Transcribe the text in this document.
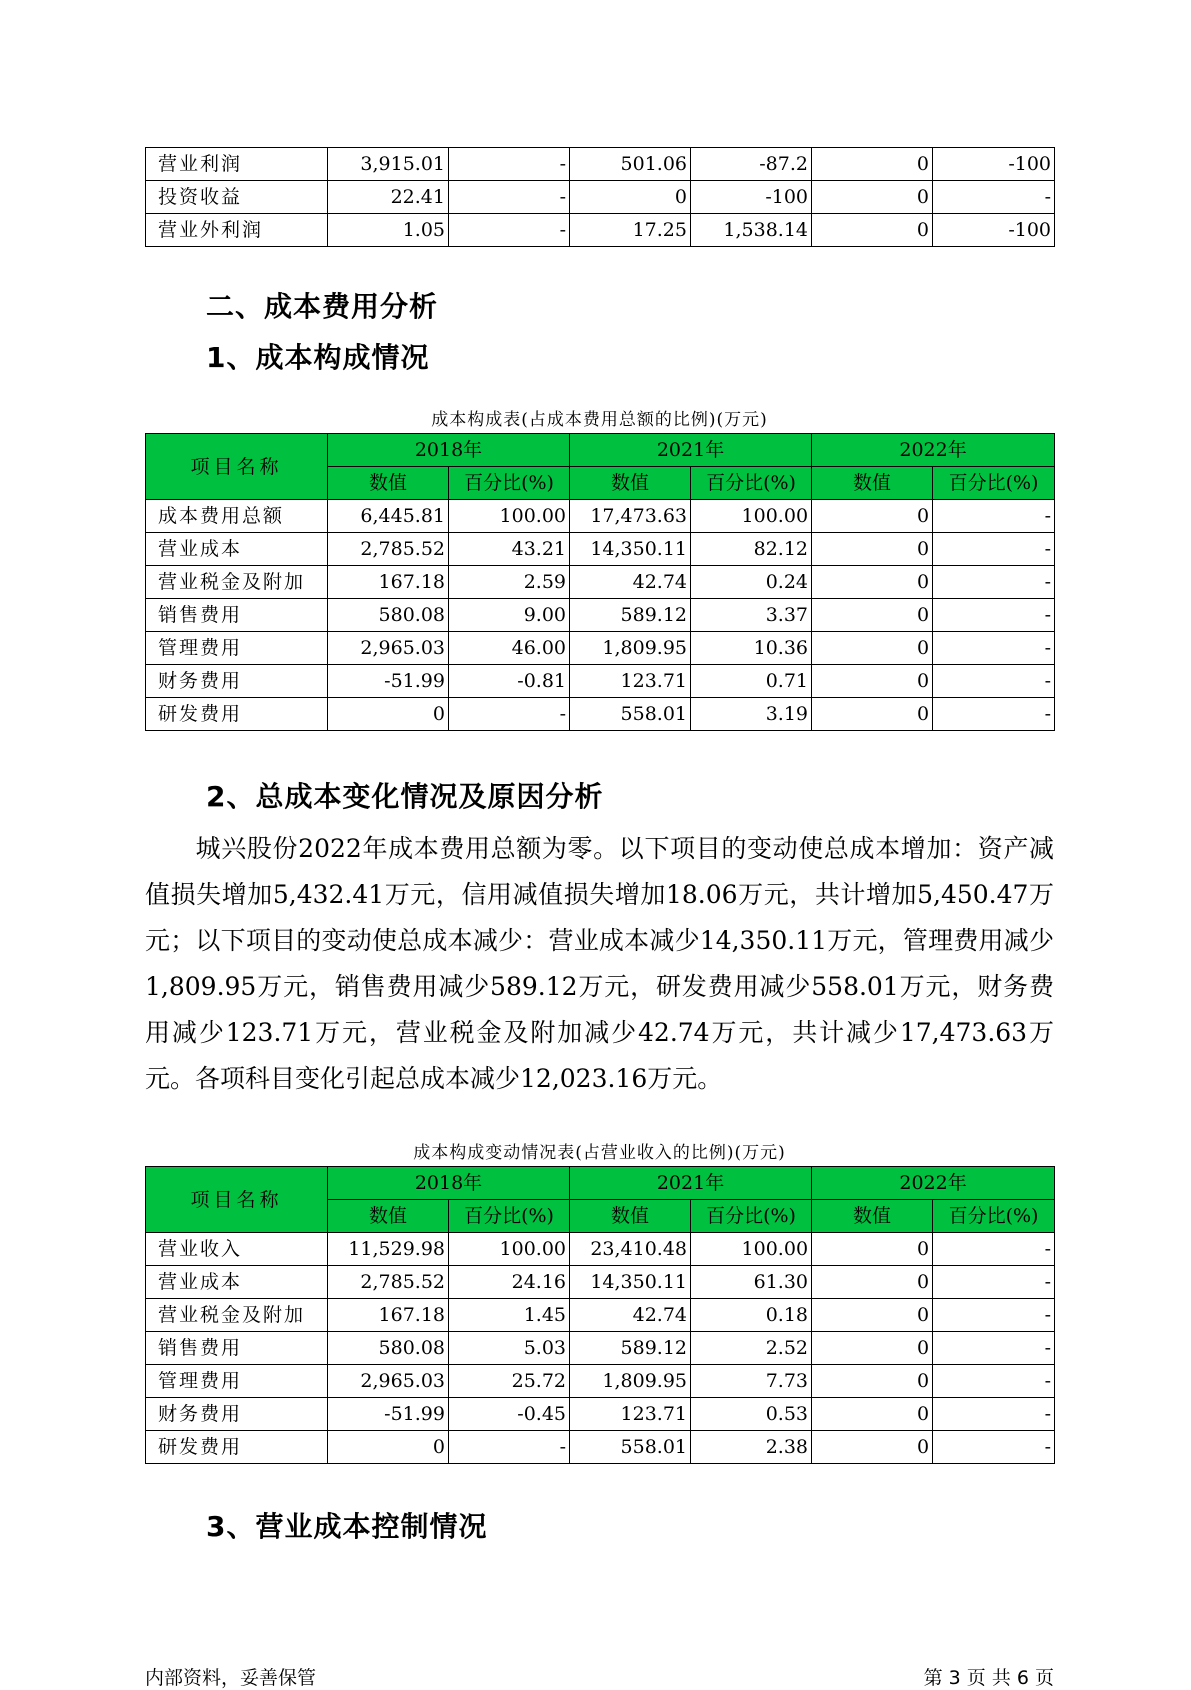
营业利润	3,915.01	-	501.06	-87.2	0	-100
投资收益	22.41	-	0	-100	0	-
营业外利润	1.05	-	17.25	1,538.14	0	-100
二、成本费用分析
1、成本构成情况
成本构成表(占成本费用总额的比例)(万元)
项目名称	2018年		2021年		2022年	
	数值	百分比(%)	数值	百分比(%)	数值	百分比(%)
成本费用总额	6,445.81	100.00	17,473.63	100.00	0	-
营业成本	2,785.52	43.21	14,350.11	82.12	0	-
营业税金及附加	167.18	2.59	42.74	0.24	0	-
销售费用	580.08	9.00	589.12	3.37	0	-
管理费用	2,965.03	46.00	1,809.95	10.36	0	-
财务费用	-51.99	-0.81	123.71	0.71	0	-
研发费用	0	-	558.01	3.19	0	-
2、总成本变化情况及原因分析
城兴股份2022年成本费用总额为零。以下项目的变动使总成本增加：资产减值损失增加5,432.41万元，信用减值损失增加18.06万元，共计增加5,450.47万元；以下项目的变动使总成本减少：营业成本减少14,350.11万元，管理费用减少1,809.95万元，销售费用减少589.12万元，研发费用减少558.01万元，财务费用减少123.71万元，营业税金及附加减少42.74万元，共计减少17,473.63万元。各项科目变化引起总成本减少12,023.16万元。
成本构成变动情况表(占营业收入的比例)(万元)
项目名称	2018年		2021年		2022年	
	数值	百分比(%)	数值	百分比(%)	数值	百分比(%)
营业收入	11,529.98	100.00	23,410.48	100.00	0	-
营业成本	2,785.52	24.16	14,350.11	61.30	0	-
营业税金及附加	167.18	1.45	42.74	0.18	0	-
销售费用	580.08	5.03	589.12	2.52	0	-
管理费用	2,965.03	25.72	1,809.95	7.73	0	-
财务费用	-51.99	-0.45	123.71	0.53	0	-
研发费用	0	-	558.01	2.38	0	-
3、营业成本控制情况
内部资料，妥善保管	第 3 页 共 6 页
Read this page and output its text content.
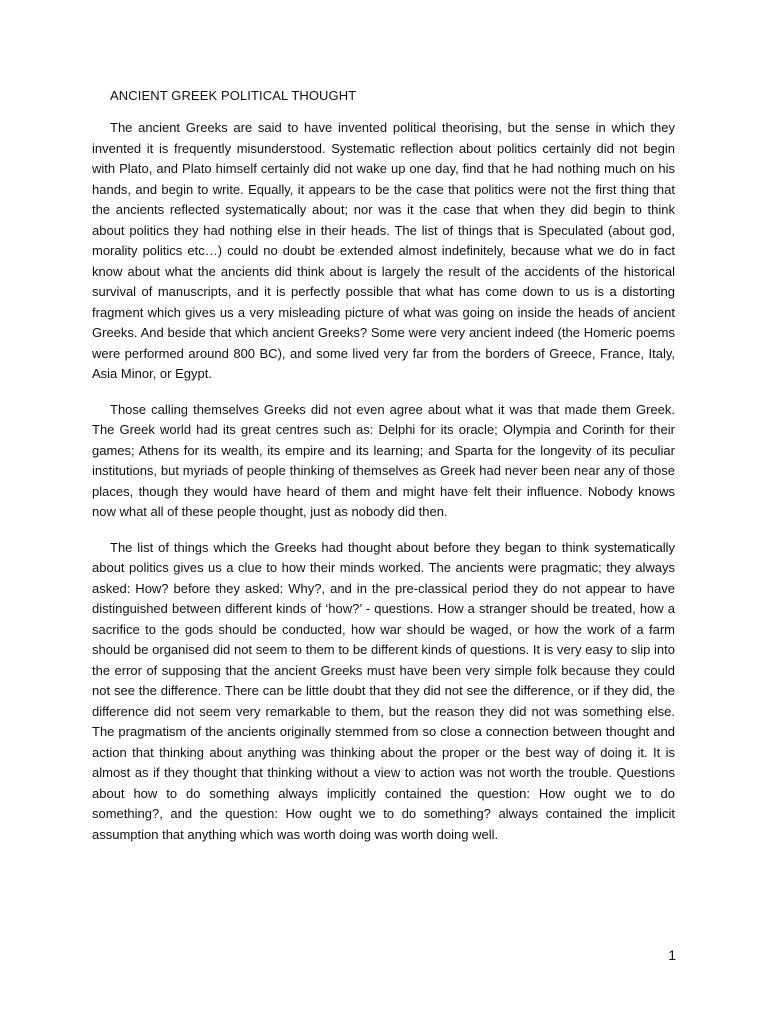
ANCIENT GREEK POLITICAL THOUGHT

The ancient Greeks are said to have invented political theorising, but the sense in which they invented it is frequently misunderstood. Systematic reflection about politics certainly did not begin with Plato, and Plato himself certainly did not wake up one day, find that he had nothing much on his hands, and begin to write. Equally, it appears to be the case that politics were not the first thing that the ancients reflected systematically about; nor was it the case that when they did begin to think about politics they had nothing else in their heads. The list of things that is Speculated (about god, morality politics etc…) could no doubt be extended almost indefinitely, because what we do in fact know about what the ancients did think about is largely the result of the accidents of the historical survival of manuscripts, and it is perfectly possible that what has come down to us is a distorting fragment which gives us a very misleading picture of what was going on inside the heads of ancient Greeks. And beside that which ancient Greeks? Some were very ancient indeed (the Homeric poems were performed around 800 BC), and some lived very far from the borders of Greece, France, Italy, Asia Minor, or Egypt.

Those calling themselves Greeks did not even agree about what it was that made them Greek. The Greek world had its great centres such as: Delphi for its oracle; Olympia and Corinth for their games; Athens for its wealth, its empire and its learning; and Sparta for the longevity of its peculiar institutions, but myriads of people thinking of themselves as Greek had never been near any of those places, though they would have heard of them and might have felt their influence. Nobody knows now what all of these people thought, just as nobody did then.

The list of things which the Greeks had thought about before they began to think systematically about politics gives us a clue to how their minds worked. The ancients were pragmatic; they always asked: How? before they asked: Why?, and in the pre-classical period they do not appear to have distinguished between different kinds of ‘how?’ - questions. How a stranger should be treated, how a sacrifice to the gods should be conducted, how war should be waged, or how the work of a farm should be organised did not seem to them to be different kinds of questions. It is very easy to slip into the error of supposing that the ancient Greeks must have been very simple folk because they could not see the difference. There can be little doubt that they did not see the difference, or if they did, the difference did not seem very remarkable to them, but the reason they did not was something else. The pragmatism of the ancients originally stemmed from so close a connection between thought and action that thinking about anything was thinking about the proper or the best way of doing it. It is almost as if they thought that thinking without a view to action was not worth the trouble. Questions about how to do something always implicitly contained the question: How ought we to do something?, and the question: How ought we to do something? always contained the implicit assumption that anything which was worth doing was worth doing well.

1
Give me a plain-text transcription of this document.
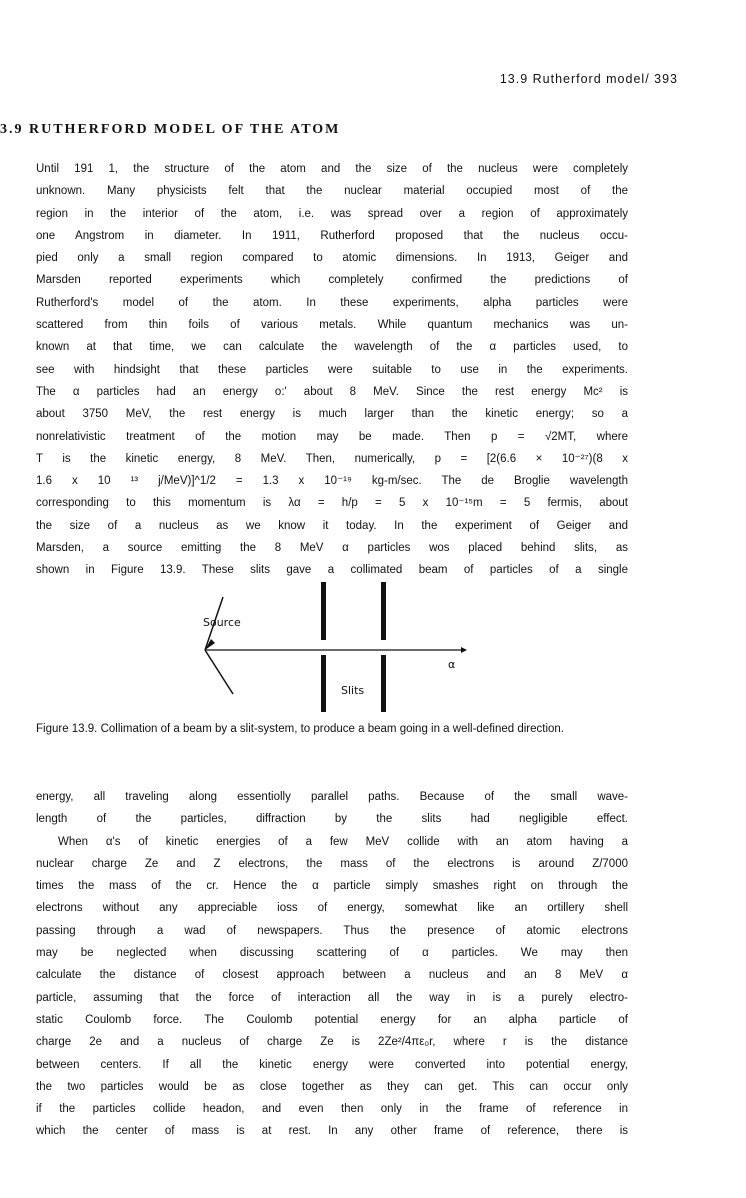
13.9 Rutherford model/ 393
3.9 RUTHERFORD MODEL OF THE ATOM
Until 191 1, the structure of the atom and the size of the nucleus were completely
unknown. Many physicists felt that the nuclear material occupied most of the
region in the interior of the atom, i.e. was spread over a region of approximately
one Angstrom in diameter. In 1911, Rutherford proposed that the nucleus occu-
pied only a small region compared to atomic dimensions. In 1913, Geiger and
Marsden reported experiments which completely confirmed the predictions of
Rutherford's model of the atom. In these experiments, alpha particles were
scattered from thin foils of various metals. While quantum mechanics was un-
known at that time, we can calculate the wavelength of the α particles used, to
see with hindsight that these particles were suitable to use in the experiments.
The α particles had an energy o:' about 8 MeV. Since the rest energy Mc² is
about 3750 MeV, the rest energy is much larger than the kinetic energy; so a
nonrelativistic treatment of the motion may be made. Then p = √2MT, where
T is the kinetic energy, 8 MeV. Then, numerically, p = [2(6.6 × 10⁻²⁷)(8 x
1.6 x 10 ¹³ j/MeV)]^1/2 = 1.3 x 10⁻¹⁹ kg-m/sec. The de Broglie wavelength
corresponding to this momentum is λα = h/p = 5 x 10⁻¹⁵m = 5 fermis, about
the size of a nucleus as we know it today. In the experiment of Geiger and
Marsden, a source emitting the 8 MeV α particles wos placed behind slits, as
shown in Figure 13.9. These slits gave a collimated beam of particles of a single
Source
Slits
α
Figure 13.9. Collimation of a beam by a slit-system, to produce a beam going in a well-defined direction.
energy, all traveling along essentiolly parallel paths. Because of the small wave-
length of the particles, diffraction by the slits had negligible effect.
When α's of kinetic energies of a few MeV collide with an atom having a
nuclear charge Ze and Z electrons, the mass of the electrons is around Z/7000
times the mass of the cr. Hence the α particle simply smashes right on through the
electrons without any appreciable ioss of energy, somewhat like an ortillery shell
passing through a wad of newspapers. Thus the presence of atomic electrons
may be neglected when discussing scattering of α particles. We may then
calculate the distance of closest approach between a nucleus and an 8 MeV α
particle, assuming that the force of interaction all the way in is a purely electro-
static Coulomb force. The Coulomb potential energy for an alpha particle of
charge 2e and a nucleus of charge Ze is 2Ze²/4πε₀r, where r is the distance
between centers. If all the kinetic energy were converted into potential energy,
the two particles would be as close together as they can get. This can occur only
if the particles collide headon, and even then only in the frame of reference in
which the center of mass is at rest. In any other frame of reference, there is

::::

Request → Identify each line holding the string "Figure", and copy it out.

Solution to this exercise →
shown in Figure 13.9. These slits gave a collimated beam of particles of a single
Figure 13.9. Collimation of a beam by a slit-system, to produce a beam going in a well-defined direction.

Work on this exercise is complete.